- **Entries shown**:

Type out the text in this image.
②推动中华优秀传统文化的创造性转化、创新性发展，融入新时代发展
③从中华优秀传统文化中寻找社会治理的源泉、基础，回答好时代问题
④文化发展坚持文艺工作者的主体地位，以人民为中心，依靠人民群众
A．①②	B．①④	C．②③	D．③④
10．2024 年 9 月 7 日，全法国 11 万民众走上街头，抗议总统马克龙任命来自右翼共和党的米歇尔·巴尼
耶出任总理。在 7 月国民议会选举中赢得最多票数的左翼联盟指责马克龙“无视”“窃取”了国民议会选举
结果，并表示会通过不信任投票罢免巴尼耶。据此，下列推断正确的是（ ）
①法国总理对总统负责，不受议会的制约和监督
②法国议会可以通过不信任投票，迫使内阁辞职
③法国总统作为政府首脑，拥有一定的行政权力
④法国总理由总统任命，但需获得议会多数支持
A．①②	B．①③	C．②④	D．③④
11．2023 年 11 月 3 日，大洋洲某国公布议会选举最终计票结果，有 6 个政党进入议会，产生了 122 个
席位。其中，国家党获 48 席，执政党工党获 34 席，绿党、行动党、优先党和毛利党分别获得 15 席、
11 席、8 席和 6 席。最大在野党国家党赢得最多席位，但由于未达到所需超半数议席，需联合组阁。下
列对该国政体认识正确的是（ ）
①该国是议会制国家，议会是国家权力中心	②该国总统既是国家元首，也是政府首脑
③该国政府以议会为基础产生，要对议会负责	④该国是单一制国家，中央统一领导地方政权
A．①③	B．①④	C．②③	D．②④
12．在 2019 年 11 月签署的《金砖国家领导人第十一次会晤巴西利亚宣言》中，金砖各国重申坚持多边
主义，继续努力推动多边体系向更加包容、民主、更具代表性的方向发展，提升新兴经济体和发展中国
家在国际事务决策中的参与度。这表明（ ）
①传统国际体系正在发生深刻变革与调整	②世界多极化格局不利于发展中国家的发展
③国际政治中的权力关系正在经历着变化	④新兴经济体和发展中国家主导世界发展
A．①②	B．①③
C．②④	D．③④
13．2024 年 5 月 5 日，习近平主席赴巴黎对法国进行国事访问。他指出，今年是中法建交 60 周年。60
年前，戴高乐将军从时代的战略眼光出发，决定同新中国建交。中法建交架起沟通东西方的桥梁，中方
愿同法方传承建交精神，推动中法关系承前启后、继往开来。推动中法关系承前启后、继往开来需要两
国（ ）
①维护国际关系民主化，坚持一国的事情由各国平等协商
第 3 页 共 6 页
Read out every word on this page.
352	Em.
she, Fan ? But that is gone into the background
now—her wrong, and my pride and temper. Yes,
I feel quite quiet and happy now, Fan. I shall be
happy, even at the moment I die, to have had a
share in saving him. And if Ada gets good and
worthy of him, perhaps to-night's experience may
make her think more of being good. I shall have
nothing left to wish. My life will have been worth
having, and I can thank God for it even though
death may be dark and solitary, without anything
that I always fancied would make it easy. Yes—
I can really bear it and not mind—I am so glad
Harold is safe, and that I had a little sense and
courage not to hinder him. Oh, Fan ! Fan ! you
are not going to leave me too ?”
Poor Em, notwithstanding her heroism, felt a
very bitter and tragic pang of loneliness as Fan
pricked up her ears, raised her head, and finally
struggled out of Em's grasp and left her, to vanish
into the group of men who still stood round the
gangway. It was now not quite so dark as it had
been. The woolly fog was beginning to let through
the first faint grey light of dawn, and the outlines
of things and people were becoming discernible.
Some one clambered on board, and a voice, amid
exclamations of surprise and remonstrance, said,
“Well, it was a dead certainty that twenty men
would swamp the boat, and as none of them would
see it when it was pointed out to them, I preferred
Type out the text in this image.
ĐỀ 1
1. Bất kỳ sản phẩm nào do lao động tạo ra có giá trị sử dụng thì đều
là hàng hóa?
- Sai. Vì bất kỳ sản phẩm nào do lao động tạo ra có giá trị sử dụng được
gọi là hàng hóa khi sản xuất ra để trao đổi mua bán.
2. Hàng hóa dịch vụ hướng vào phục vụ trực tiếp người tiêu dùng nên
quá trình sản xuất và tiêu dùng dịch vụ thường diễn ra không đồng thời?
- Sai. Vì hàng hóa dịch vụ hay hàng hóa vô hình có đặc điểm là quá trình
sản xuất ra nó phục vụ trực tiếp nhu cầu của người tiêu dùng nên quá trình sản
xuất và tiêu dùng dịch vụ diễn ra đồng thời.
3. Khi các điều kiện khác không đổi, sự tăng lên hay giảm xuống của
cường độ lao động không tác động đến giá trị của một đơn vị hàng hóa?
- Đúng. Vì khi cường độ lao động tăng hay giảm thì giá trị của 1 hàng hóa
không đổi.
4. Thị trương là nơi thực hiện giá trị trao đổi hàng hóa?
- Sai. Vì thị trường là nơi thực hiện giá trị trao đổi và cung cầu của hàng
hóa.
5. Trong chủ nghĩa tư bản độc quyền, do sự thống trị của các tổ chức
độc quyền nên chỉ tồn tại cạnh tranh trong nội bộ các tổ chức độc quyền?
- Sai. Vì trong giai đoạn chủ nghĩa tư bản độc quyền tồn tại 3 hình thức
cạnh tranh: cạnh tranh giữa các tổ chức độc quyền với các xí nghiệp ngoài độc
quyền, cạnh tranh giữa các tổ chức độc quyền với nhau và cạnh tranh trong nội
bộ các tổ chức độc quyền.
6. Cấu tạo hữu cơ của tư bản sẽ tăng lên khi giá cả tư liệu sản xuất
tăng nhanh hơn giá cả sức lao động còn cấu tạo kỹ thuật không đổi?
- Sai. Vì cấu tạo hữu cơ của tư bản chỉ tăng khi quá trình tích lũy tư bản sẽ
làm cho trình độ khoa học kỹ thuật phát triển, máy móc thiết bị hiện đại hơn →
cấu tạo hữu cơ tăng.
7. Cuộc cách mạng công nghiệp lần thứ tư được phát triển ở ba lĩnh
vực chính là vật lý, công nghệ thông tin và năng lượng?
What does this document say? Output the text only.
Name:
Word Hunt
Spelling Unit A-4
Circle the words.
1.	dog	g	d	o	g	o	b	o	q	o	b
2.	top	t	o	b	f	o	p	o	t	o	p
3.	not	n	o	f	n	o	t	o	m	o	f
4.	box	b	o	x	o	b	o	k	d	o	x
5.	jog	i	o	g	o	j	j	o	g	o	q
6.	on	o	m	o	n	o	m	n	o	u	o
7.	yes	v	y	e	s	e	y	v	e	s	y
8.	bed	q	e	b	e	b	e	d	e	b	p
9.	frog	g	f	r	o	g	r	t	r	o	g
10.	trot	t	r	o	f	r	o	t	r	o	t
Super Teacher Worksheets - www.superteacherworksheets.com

- **Aim**: Make a list of all lines in the data that contain "tiêu".

- **Exercise response**:
2. Hàng hóa dịch vụ hướng vào phục vụ trực tiếp người tiêu dùng nên
quá trình sản xuất và tiêu dùng dịch vụ thường diễn ra không đồng thời?
sản xuất ra nó phục vụ trực tiếp nhu cầu của người tiêu dùng nên quá trình sản
xuất và tiêu dùng dịch vụ diễn ra đồng thời.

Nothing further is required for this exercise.